(TO DO) Omit every picture and output the rest of the records exactly as they are.

DATA SHOWN start

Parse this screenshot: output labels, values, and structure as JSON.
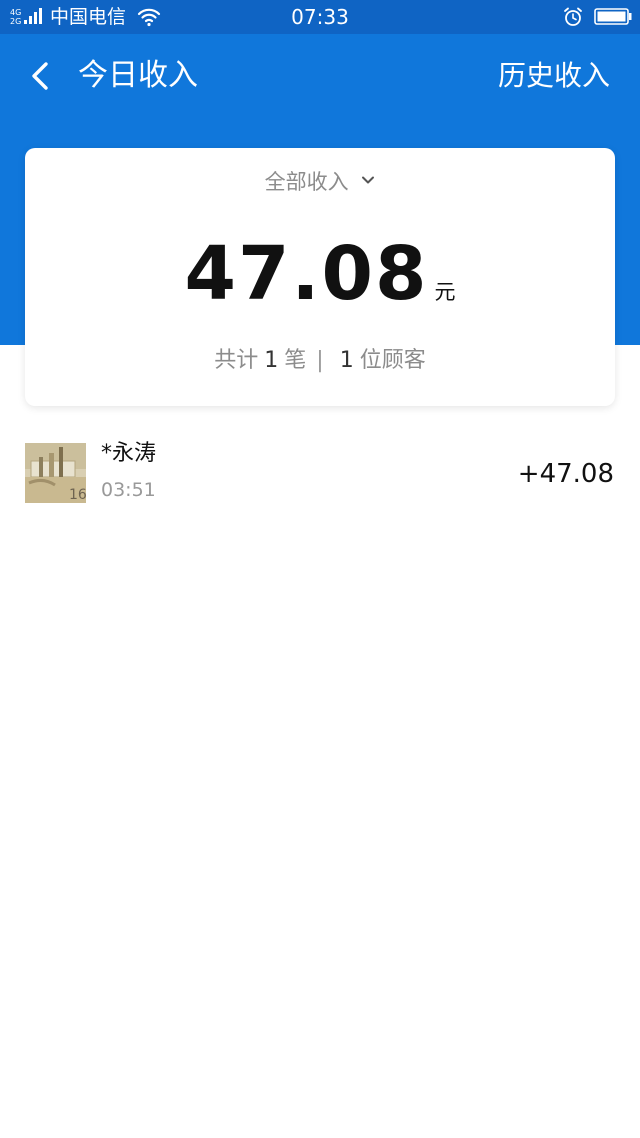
{
  "status_bar": {
    "network_gen_1": "4G",
    "network_gen_2": "2G",
    "carrier": "中国电信",
    "time": "07:33",
    "icons": [
      "signal-icon",
      "wifi-icon",
      "alarm-icon",
      "battery-icon"
    ]
  },
  "header": {
    "back_icon": "chevron-left-icon",
    "title": "今日收入",
    "history_label": "历史收入"
  },
  "summary": {
    "filter_label": "全部收入",
    "filter_icon": "chevron-down-icon",
    "amount": "47.08",
    "unit": "元",
    "count_prefix": "共计",
    "count_value": "1",
    "count_suffix": "笔",
    "separator": "|",
    "customers_value": "1",
    "customers_suffix": "位顾客"
  },
  "transactions": [
    {
      "name": "*永涛",
      "time": "03:51",
      "amount": "+47.08",
      "thumb_text": "16"
    }
  ],
  "colors": {
    "status_bar": "#0f64c4",
    "header": "#1077db",
    "secondary_text": "#8c8c8c",
    "primary_text": "#111111"
  }
}
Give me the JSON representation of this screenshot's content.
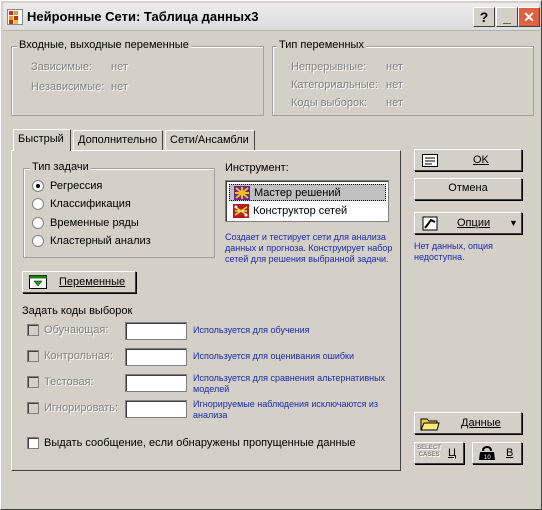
{
  "window": {
    "title": "Нейронные Сети: Таблица данных3",
    "help_btn": "?",
    "min_btn": "_",
    "close_btn": "✕"
  },
  "io_vars": {
    "legend": "Входные, выходные переменные",
    "dependent_label": "Зависимые:",
    "dependent_value": "нет",
    "independent_label": "Независимые:",
    "independent_value": "нет"
  },
  "var_types": {
    "legend": "Тип переменных",
    "continuous_label": "Непрерывные:",
    "continuous_value": "нет",
    "categorical_label": "Категориальные:",
    "categorical_value": "нет",
    "sample_label": "Коды выборок:",
    "sample_value": "нет"
  },
  "tabs": [
    "Быстрый",
    "Дополнительно",
    "Сети/Ансамбли"
  ],
  "task": {
    "legend": "Тип задачи",
    "options": [
      "Регрессия",
      "Классификация",
      "Временные ряды",
      "Кластерный анализ"
    ],
    "selected": "Регрессия"
  },
  "tool": {
    "label": "Инструмент:",
    "items": [
      "Мастер решений",
      "Конструктор сетей"
    ],
    "selected": "Мастер решений",
    "description": "Создает и тестирует сети для анализа данных и прогноза. Конструирует набор сетей для решения выбранной задачи."
  },
  "variables_button": "Переменные",
  "sample_codes": {
    "label": "Задать коды выборок",
    "rows": [
      {
        "label": "Обучающая:",
        "note": "Используется для обучения"
      },
      {
        "label": "Контрольная:",
        "note": "Используется для оценивания ошибки"
      },
      {
        "label": "Тестовая:",
        "note": "Используется для сравнения альтернативных моделей"
      },
      {
        "label": "Игнорировать:",
        "note": "Игнорируемые наблюдения исключаются из анализа"
      }
    ]
  },
  "missing_msg": "Выдать сообщение, если обнаружены пропущенные данные",
  "right": {
    "ok": "OK",
    "cancel": "Отмена",
    "options": "Опции",
    "options_note": "Нет данных, опция недоступна.",
    "data": "Данные",
    "u_btn": "Ц",
    "v_btn": "В",
    "select_cases": "SELECT CASES"
  }
}
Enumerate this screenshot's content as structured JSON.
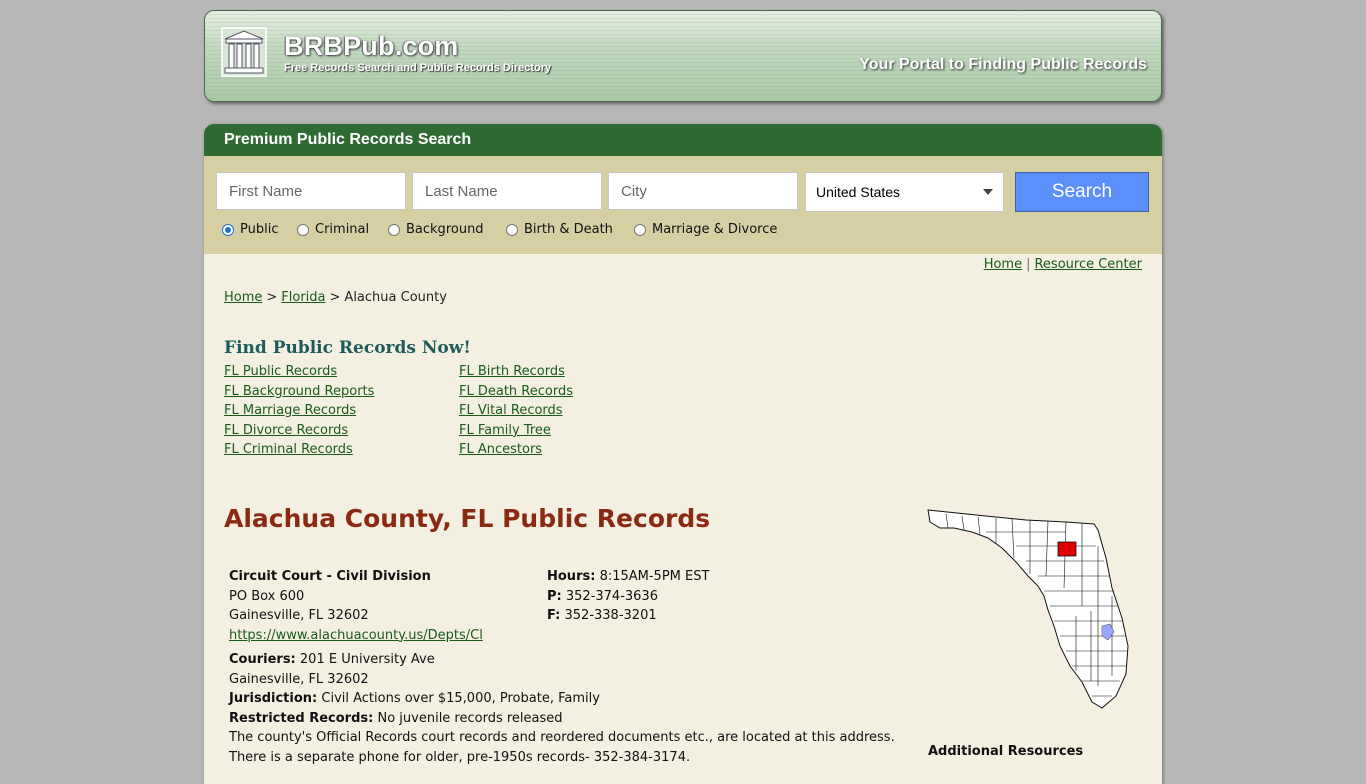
{
  "header": {
    "site_name": "BRBPub.com",
    "tagline": "Free Records Search and Public Records Directory",
    "slogan": "Your Portal to Finding Public Records"
  },
  "search": {
    "title": "Premium Public Records Search",
    "first_name_placeholder": "First Name",
    "last_name_placeholder": "Last Name",
    "city_placeholder": "City",
    "country_selected": "United States",
    "button_label": "Search",
    "record_types": [
      {
        "label": "Public",
        "checked": true
      },
      {
        "label": "Criminal",
        "checked": false
      },
      {
        "label": "Background",
        "checked": false
      },
      {
        "label": "Birth & Death",
        "checked": false
      },
      {
        "label": "Marriage & Divorce",
        "checked": false
      }
    ]
  },
  "top_links": {
    "home": "Home",
    "separator": "|",
    "resource_center": "Resource Center"
  },
  "breadcrumb": {
    "home": "Home",
    "sep": ">",
    "state": "Florida",
    "current": "Alachua County"
  },
  "find_records": {
    "title": "Find Public Records Now!",
    "left_links": [
      "FL Public Records",
      "FL Background Reports",
      "FL Marriage Records",
      "FL Divorce Records",
      "FL Criminal Records"
    ],
    "right_links": [
      "FL Birth Records",
      "FL Death Records",
      "FL Vital Records",
      "FL Family Tree",
      "FL Ancestors"
    ]
  },
  "county": {
    "title": "Alachua County, FL Public Records",
    "office_name": "Circuit Court - Civil Division",
    "address_line1": "PO Box 600",
    "address_line2": "Gainesville, FL 32602",
    "website": "https://www.alachuacounty.us/Depts/Cl",
    "hours_label": "Hours:",
    "hours_value": "8:15AM-5PM EST",
    "phone_label": "P:",
    "phone_value": "352-374-3636",
    "fax_label": "F:",
    "fax_value": "352-338-3201",
    "couriers_label": "Couriers:",
    "couriers_value": "201 E University Ave",
    "couriers_city": "Gainesville, FL 32602",
    "jurisdiction_label": "Jurisdiction:",
    "jurisdiction_value": "Civil Actions over $15,000, Probate, Family",
    "restricted_label": "Restricted Records:",
    "restricted_value": "No juvenile records released",
    "note_line1": "The county's Official Records court records and reordered documents etc., are located at this address.",
    "note_line2": "There is a separate phone for older, pre-1950s records- 352-384-3174."
  },
  "sidebar": {
    "additional_title": "Additional Resources"
  },
  "colors": {
    "header_green": "#2f6a33",
    "search_band": "#d6cfa4",
    "panel_bg": "#f3efe1",
    "title_red": "#8b2a12",
    "button_blue": "#5b8ff9",
    "highlight_county": "#e00000"
  },
  "icons": {
    "logo": "building-columns-icon",
    "dropdown": "chevron-down-icon",
    "map": "florida-county-map"
  }
}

DATA SHOWN end

(ANSWER FOR THIS EXERCISE)
Parse this screenshot: output labels, values, and structure as JSON.
{
  "status_bar": {
    "network_gen_1": "4G",
    "network_gen_2": "2G",
    "carrier": "中国电信",
    "time": "07:33",
    "icons": [
      "signal-icon",
      "wifi-icon",
      "alarm-icon",
      "battery-icon"
    ]
  },
  "header": {
    "back_icon": "chevron-left-icon",
    "title": "今日收入",
    "history_label": "历史收入"
  },
  "summary": {
    "filter_label": "全部收入",
    "filter_icon": "chevron-down-icon",
    "amount": "47.08",
    "unit": "元",
    "count_prefix": "共计",
    "count_value": "1",
    "count_suffix": "笔",
    "separator": "|",
    "customers_value": "1",
    "customers_suffix": "位顾客"
  },
  "transactions": [
    {
      "name": "*永涛",
      "time": "03:51",
      "amount": "+47.08",
      "thumb_text": "16"
    }
  ],
  "colors": {
    "status_bar": "#0f64c4",
    "header": "#1077db",
    "secondary_text": "#8c8c8c",
    "primary_text": "#111111"
  }
}
Give me the JSON representation of this screenshot's content.
{
  "window": {
    "title": "Нейронные Сети: Таблица данных3",
    "help_btn": "?",
    "min_btn": "_",
    "close_btn": "✕"
  },
  "io_vars": {
    "legend": "Входные, выходные переменные",
    "dependent_label": "Зависимые:",
    "dependent_value": "нет",
    "independent_label": "Независимые:",
    "independent_value": "нет"
  },
  "var_types": {
    "legend": "Тип переменных",
    "continuous_label": "Непрерывные:",
    "continuous_value": "нет",
    "categorical_label": "Категориальные:",
    "categorical_value": "нет",
    "sample_label": "Коды выборок:",
    "sample_value": "нет"
  },
  "tabs": [
    "Быстрый",
    "Дополнительно",
    "Сети/Ансамбли"
  ],
  "task": {
    "legend": "Тип задачи",
    "options": [
      "Регрессия",
      "Классификация",
      "Временные ряды",
      "Кластерный анализ"
    ],
    "selected": "Регрессия"
  },
  "tool": {
    "label": "Инструмент:",
    "items": [
      "Мастер решений",
      "Конструктор сетей"
    ],
    "selected": "Мастер решений",
    "description": "Создает и тестирует сети для анализа данных и прогноза. Конструирует набор сетей для решения выбранной задачи."
  },
  "variables_button": "Переменные",
  "sample_codes": {
    "label": "Задать коды выборок",
    "rows": [
      {
        "label": "Обучающая:",
        "note": "Используется для обучения"
      },
      {
        "label": "Контрольная:",
        "note": "Используется для оценивания ошибки"
      },
      {
        "label": "Тестовая:",
        "note": "Используется для сравнения альтернативных моделей"
      },
      {
        "label": "Игнорировать:",
        "note": "Игнорируемые наблюдения исключаются из анализа"
      }
    ]
  },
  "missing_msg": "Выдать сообщение, если обнаружены пропущенные данные",
  "right": {
    "ok": "OK",
    "cancel": "Отмена",
    "options": "Опции",
    "options_note": "Нет данных, опция недоступна.",
    "data": "Данные",
    "u_btn": "Ц",
    "v_btn": "В",
    "select_cases": "SELECT CASES"
  }
}
Enumerate this screenshot's content as structured JSON.
{
  "header": {
    "site_name": "BRBPub.com",
    "tagline": "Free Records Search and Public Records Directory",
    "slogan": "Your Portal to Finding Public Records"
  },
  "search": {
    "title": "Premium Public Records Search",
    "first_name_placeholder": "First Name",
    "last_name_placeholder": "Last Name",
    "city_placeholder": "City",
    "country_selected": "United States",
    "button_label": "Search",
    "record_types": [
      {
        "label": "Public",
        "checked": true
      },
      {
        "label": "Criminal",
        "checked": false
      },
      {
        "label": "Background",
        "checked": false
      },
      {
        "label": "Birth & Death",
        "checked": false
      },
      {
        "label": "Marriage & Divorce",
        "checked": false
      }
    ]
  },
  "top_links": {
    "home": "Home",
    "separator": "|",
    "resource_center": "Resource Center"
  },
  "breadcrumb": {
    "home": "Home",
    "sep": ">",
    "state": "Florida",
    "current": "Alachua County"
  },
  "find_records": {
    "title": "Find Public Records Now!",
    "left_links": [
      "FL Public Records",
      "FL Background Reports",
      "FL Marriage Records",
      "FL Divorce Records",
      "FL Criminal Records"
    ],
    "right_links": [
      "FL Birth Records",
      "FL Death Records",
      "FL Vital Records",
      "FL Family Tree",
      "FL Ancestors"
    ]
  },
  "county": {
    "title": "Alachua County, FL Public Records",
    "office_name": "Circuit Court - Civil Division",
    "address_line1": "PO Box 600",
    "address_line2": "Gainesville, FL 32602",
    "website": "https://www.alachuacounty.us/Depts/Cl",
    "hours_label": "Hours:",
    "hours_value": "8:15AM-5PM EST",
    "phone_label": "P:",
    "phone_value": "352-374-3636",
    "fax_label": "F:",
    "fax_value": "352-338-3201",
    "couriers_label": "Couriers:",
    "couriers_value": "201 E University Ave",
    "couriers_city": "Gainesville, FL 32602",
    "jurisdiction_label": "Jurisdiction:",
    "jurisdiction_value": "Civil Actions over $15,000, Probate, Family",
    "restricted_label": "Restricted Records:",
    "restricted_value": "No juvenile records released",
    "note_line1": "The county's Official Records court records and reordered documents etc., are located at this address.",
    "note_line2": "There is a separate phone for older, pre-1950s records- 352-384-3174."
  },
  "sidebar": {
    "additional_title": "Additional Resources"
  },
  "colors": {
    "header_green": "#2f6a33",
    "search_band": "#d6cfa4",
    "panel_bg": "#f3efe1",
    "title_red": "#8b2a12",
    "button_blue": "#5b8ff9",
    "highlight_county": "#e00000"
  },
  "icons": {
    "logo": "building-columns-icon",
    "dropdown": "chevron-down-icon",
    "map": "florida-county-map"
  }
}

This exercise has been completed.